DIRECTIONS FOR THIS TASK:
Return an exact copy of the lines from the one holding "Give me the" to the end of the data, including both the starting and final lines. Leave the pictures out.

┄┄┄┄┄┄

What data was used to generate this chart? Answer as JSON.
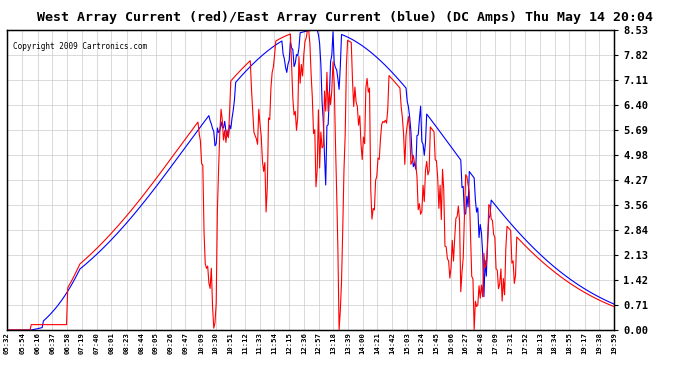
{
  "title": "West Array Current (red)/East Array Current (blue) (DC Amps) Thu May 14 20:04",
  "copyright": "Copyright 2009 Cartronics.com",
  "title_fontsize": 13,
  "title_color": "#000000",
  "background_color": "#ffffff",
  "plot_bg_color": "#ffffff",
  "grid_color": "#cccccc",
  "red_color": "#ff0000",
  "blue_color": "#0000ff",
  "yticks": [
    0.0,
    0.71,
    1.42,
    2.13,
    2.84,
    3.56,
    4.27,
    4.98,
    5.69,
    6.4,
    7.11,
    7.82,
    8.53
  ],
  "ymin": 0.0,
  "ymax": 8.53,
  "xtick_labels": [
    "05:32",
    "05:54",
    "06:16",
    "06:37",
    "06:58",
    "07:19",
    "07:40",
    "08:01",
    "08:23",
    "08:44",
    "09:05",
    "09:26",
    "09:47",
    "10:09",
    "10:30",
    "10:51",
    "11:12",
    "11:33",
    "11:54",
    "12:15",
    "12:36",
    "12:57",
    "13:18",
    "13:39",
    "14:00",
    "14:21",
    "14:42",
    "15:03",
    "15:24",
    "15:45",
    "16:06",
    "16:27",
    "16:48",
    "17:09",
    "17:31",
    "17:52",
    "18:13",
    "18:34",
    "18:55",
    "19:17",
    "19:38",
    "19:59"
  ]
}
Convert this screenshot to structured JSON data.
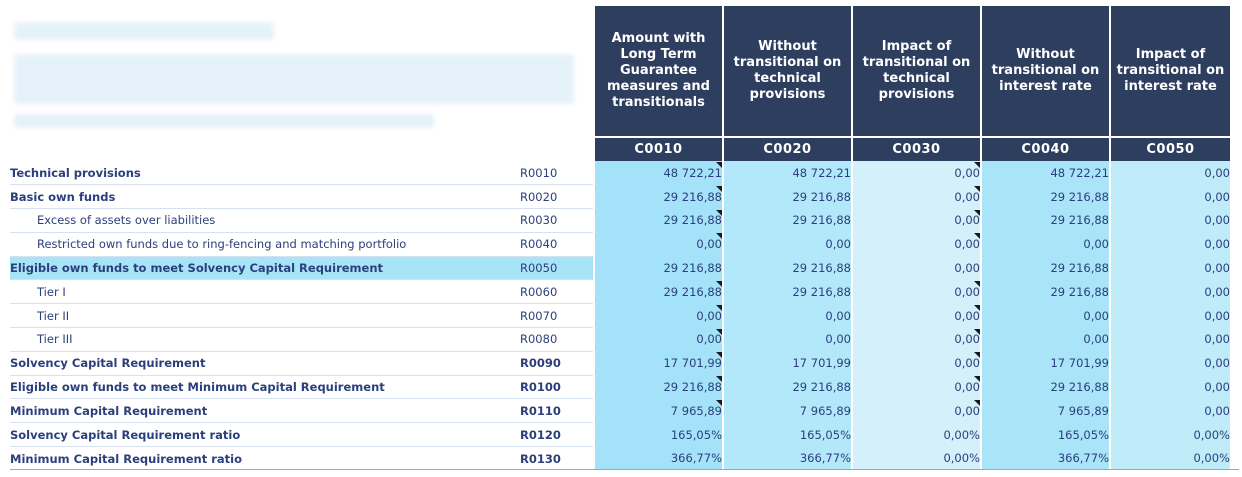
{
  "columns": [
    {
      "header": "Amount with Long Term Guarantee measures and transitionals",
      "code": "C0010"
    },
    {
      "header": "Without transitional on technical provisions",
      "code": "C0020"
    },
    {
      "header": "Impact of transitional on technical provisions",
      "code": "C0030"
    },
    {
      "header": "Without transitional on interest rate",
      "code": "C0040"
    },
    {
      "header": "Impact of transitional on interest rate",
      "code": "C0050"
    }
  ],
  "rows": [
    {
      "label": "Technical provisions",
      "code": "R0010",
      "values": [
        "48 722,21",
        "48 722,21",
        "0,00",
        "48 722,21",
        "0,00"
      ]
    },
    {
      "label": "Basic own funds",
      "code": "R0020",
      "values": [
        "29 216,88",
        "29 216,88",
        "0,00",
        "29 216,88",
        "0,00"
      ]
    },
    {
      "label": "Excess of assets over liabilities",
      "code": "R0030",
      "values": [
        "29 216,88",
        "29 216,88",
        "0,00",
        "29 216,88",
        "0,00"
      ]
    },
    {
      "label": "Restricted own funds due to ring-fencing and matching portfolio",
      "code": "R0040",
      "values": [
        "0,00",
        "0,00",
        "0,00",
        "0,00",
        "0,00"
      ]
    },
    {
      "label": "Eligible own funds to meet Solvency Capital Requirement",
      "code": "R0050",
      "values": [
        "29 216,88",
        "29 216,88",
        "0,00",
        "29 216,88",
        "0,00"
      ]
    },
    {
      "label": "Tier I",
      "code": "R0060",
      "values": [
        "29 216,88",
        "29 216,88",
        "0,00",
        "29 216,88",
        "0,00"
      ]
    },
    {
      "label": "Tier II",
      "code": "R0070",
      "values": [
        "0,00",
        "0,00",
        "0,00",
        "0,00",
        "0,00"
      ]
    },
    {
      "label": "Tier III",
      "code": "R0080",
      "values": [
        "0,00",
        "0,00",
        "0,00",
        "0,00",
        "0,00"
      ]
    },
    {
      "label": "Solvency Capital Requirement",
      "code": "R0090",
      "values": [
        "17 701,99",
        "17 701,99",
        "0,00",
        "17 701,99",
        "0,00"
      ]
    },
    {
      "label": "Eligible own funds to meet Minimum Capital Requirement",
      "code": "R0100",
      "values": [
        "29 216,88",
        "29 216,88",
        "0,00",
        "29 216,88",
        "0,00"
      ]
    },
    {
      "label": "Minimum Capital Requirement",
      "code": "R0110",
      "values": [
        "7 965,89",
        "7 965,89",
        "0,00",
        "7 965,89",
        "0,00"
      ]
    },
    {
      "label": "Solvency Capital Requirement ratio",
      "code": "R0120",
      "values": [
        "165,05%",
        "165,05%",
        "0,00%",
        "165,05%",
        "0,00%"
      ]
    },
    {
      "label": "Minimum Capital Requirement ratio",
      "code": "R0130",
      "values": [
        "366,77%",
        "366,77%",
        "0,00%",
        "366,77%",
        "0,00%"
      ]
    }
  ],
  "colors": {
    "header_bg": "#2d3e5e",
    "header_text": "#ffffff",
    "value_bg": "#a3e2f8",
    "label_text": "#2b3f7c",
    "highlight_row": "#a8e4f8"
  }
}
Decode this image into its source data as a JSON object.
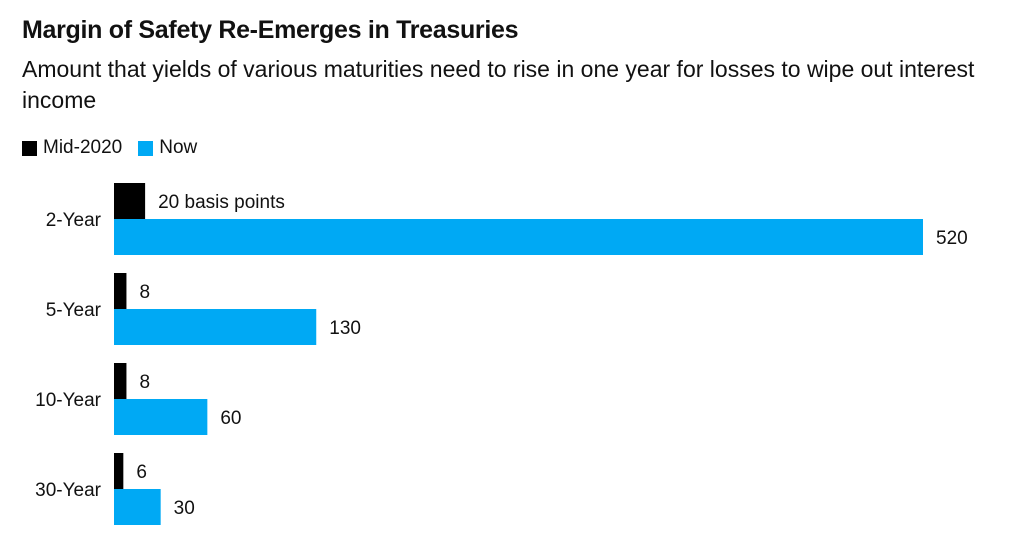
{
  "chart_data": {
    "type": "bar",
    "orientation": "horizontal",
    "title": "Margin of Safety Re-Emerges in Treasuries",
    "subtitle": "Amount that yields of various maturities need to rise in one year for losses to wipe out interest income",
    "xlabel": "",
    "ylabel": "",
    "unit": "basis points",
    "categories": [
      "2-Year",
      "5-Year",
      "10-Year",
      "30-Year"
    ],
    "series": [
      {
        "name": "Mid-2020",
        "color": "#000000",
        "values": [
          20,
          8,
          8,
          6
        ],
        "labels": [
          "20 basis points",
          "8",
          "8",
          "6"
        ]
      },
      {
        "name": "Now",
        "color": "#00a9f4",
        "values": [
          520,
          130,
          60,
          30
        ],
        "labels": [
          "520",
          "130",
          "60",
          "30"
        ]
      }
    ],
    "xlim": [
      0,
      520
    ],
    "grid": false,
    "legend_position": "top-left"
  }
}
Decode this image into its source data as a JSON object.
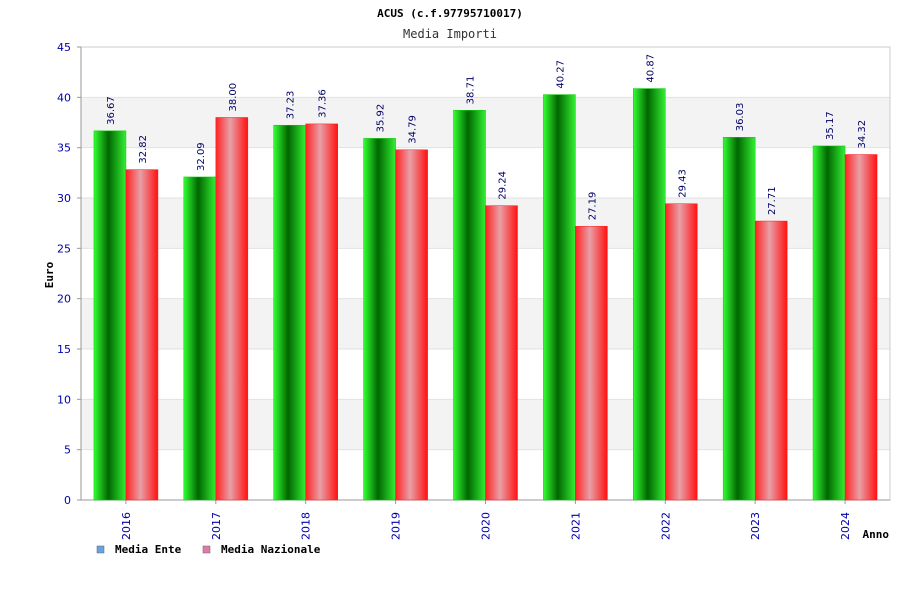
{
  "chart_data": {
    "type": "bar",
    "title": "ACUS (c.f.97795710017)",
    "subtitle": "Media Importi",
    "xlabel": "Anno",
    "ylabel": "Euro",
    "ylim": [
      0,
      45
    ],
    "yticks": [
      0,
      5,
      10,
      15,
      20,
      25,
      30,
      35,
      40,
      45
    ],
    "grid": true,
    "legend_position": "bottom-left",
    "categories": [
      "2016",
      "2017",
      "2018",
      "2019",
      "2020",
      "2021",
      "2022",
      "2023",
      "2024"
    ],
    "series": [
      {
        "name": "Media Ente",
        "color": "#00cc00",
        "legend_color": "#66a3e0",
        "values": [
          36.67,
          32.09,
          37.23,
          35.92,
          38.71,
          40.27,
          40.87,
          36.03,
          35.17
        ],
        "labels": [
          "36.67",
          "32.09",
          "37.23",
          "35.92",
          "38.71",
          "40.27",
          "40.87",
          "36.03",
          "35.17"
        ]
      },
      {
        "name": "Media Nazionale",
        "color": "#ff1a1a",
        "legend_color": "#e07aaa",
        "values": [
          32.82,
          38.0,
          37.36,
          34.79,
          29.24,
          27.19,
          29.43,
          27.71,
          34.32
        ],
        "labels": [
          "32.82",
          "38.00",
          "37.36",
          "34.79",
          "29.24",
          "27.19",
          "29.43",
          "27.71",
          "34.32"
        ]
      }
    ]
  },
  "colors": {
    "tick_label": "#0000aa",
    "data_label": "#000066",
    "band": "#f3f3f3"
  }
}
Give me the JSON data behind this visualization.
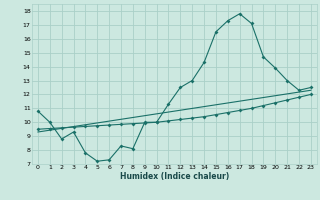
{
  "xlabel": "Humidex (Indice chaleur)",
  "bg_color": "#cce8e0",
  "grid_color": "#aad0c8",
  "line_color": "#1a7068",
  "xlim": [
    -0.5,
    23.5
  ],
  "ylim": [
    7,
    18.5
  ],
  "xticks": [
    0,
    1,
    2,
    3,
    4,
    5,
    6,
    7,
    8,
    9,
    10,
    11,
    12,
    13,
    14,
    15,
    16,
    17,
    18,
    19,
    20,
    21,
    22,
    23
  ],
  "yticks": [
    7,
    8,
    9,
    10,
    11,
    12,
    13,
    14,
    15,
    16,
    17,
    18
  ],
  "series1_x": [
    0,
    1,
    2,
    3,
    4,
    5,
    6,
    7,
    8,
    9,
    10,
    11,
    12,
    13,
    14,
    15,
    16,
    17,
    18,
    19,
    20,
    21,
    22,
    23
  ],
  "series1_y": [
    10.8,
    10.0,
    8.8,
    9.3,
    7.8,
    7.2,
    7.3,
    8.3,
    8.1,
    10.0,
    10.0,
    11.3,
    12.5,
    13.0,
    14.3,
    16.5,
    17.3,
    17.8,
    17.1,
    14.7,
    13.9,
    13.0,
    12.3,
    12.5
  ],
  "series2_x": [
    0,
    1,
    2,
    3,
    4,
    5,
    6,
    7,
    8,
    9,
    10,
    11,
    12,
    13,
    14,
    15,
    16,
    17,
    18,
    19,
    20,
    21,
    22,
    23
  ],
  "series2_y": [
    9.5,
    9.55,
    9.6,
    9.65,
    9.7,
    9.75,
    9.8,
    9.85,
    9.9,
    9.95,
    10.0,
    10.1,
    10.2,
    10.3,
    10.4,
    10.55,
    10.7,
    10.85,
    11.0,
    11.2,
    11.4,
    11.6,
    11.8,
    12.0
  ],
  "series3_x": [
    0,
    23
  ],
  "series3_y": [
    9.3,
    12.3
  ]
}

┄┄┄┄┄┄

WRITTEN ANSWER:
Give me the JSON data behind this visualization.
{
  "xlabel": "Humidex (Indice chaleur)",
  "bg_color": "#cce8e0",
  "grid_color": "#aad0c8",
  "line_color": "#1a7068",
  "xlim": [
    -0.5,
    23.5
  ],
  "ylim": [
    7,
    18.5
  ],
  "xticks": [
    0,
    1,
    2,
    3,
    4,
    5,
    6,
    7,
    8,
    9,
    10,
    11,
    12,
    13,
    14,
    15,
    16,
    17,
    18,
    19,
    20,
    21,
    22,
    23
  ],
  "yticks": [
    7,
    8,
    9,
    10,
    11,
    12,
    13,
    14,
    15,
    16,
    17,
    18
  ],
  "series1_x": [
    0,
    1,
    2,
    3,
    4,
    5,
    6,
    7,
    8,
    9,
    10,
    11,
    12,
    13,
    14,
    15,
    16,
    17,
    18,
    19,
    20,
    21,
    22,
    23
  ],
  "series1_y": [
    10.8,
    10.0,
    8.8,
    9.3,
    7.8,
    7.2,
    7.3,
    8.3,
    8.1,
    10.0,
    10.0,
    11.3,
    12.5,
    13.0,
    14.3,
    16.5,
    17.3,
    17.8,
    17.1,
    14.7,
    13.9,
    13.0,
    12.3,
    12.5
  ],
  "series2_x": [
    0,
    1,
    2,
    3,
    4,
    5,
    6,
    7,
    8,
    9,
    10,
    11,
    12,
    13,
    14,
    15,
    16,
    17,
    18,
    19,
    20,
    21,
    22,
    23
  ],
  "series2_y": [
    9.5,
    9.55,
    9.6,
    9.65,
    9.7,
    9.75,
    9.8,
    9.85,
    9.9,
    9.95,
    10.0,
    10.1,
    10.2,
    10.3,
    10.4,
    10.55,
    10.7,
    10.85,
    11.0,
    11.2,
    11.4,
    11.6,
    11.8,
    12.0
  ],
  "series3_x": [
    0,
    23
  ],
  "series3_y": [
    9.3,
    12.3
  ]
}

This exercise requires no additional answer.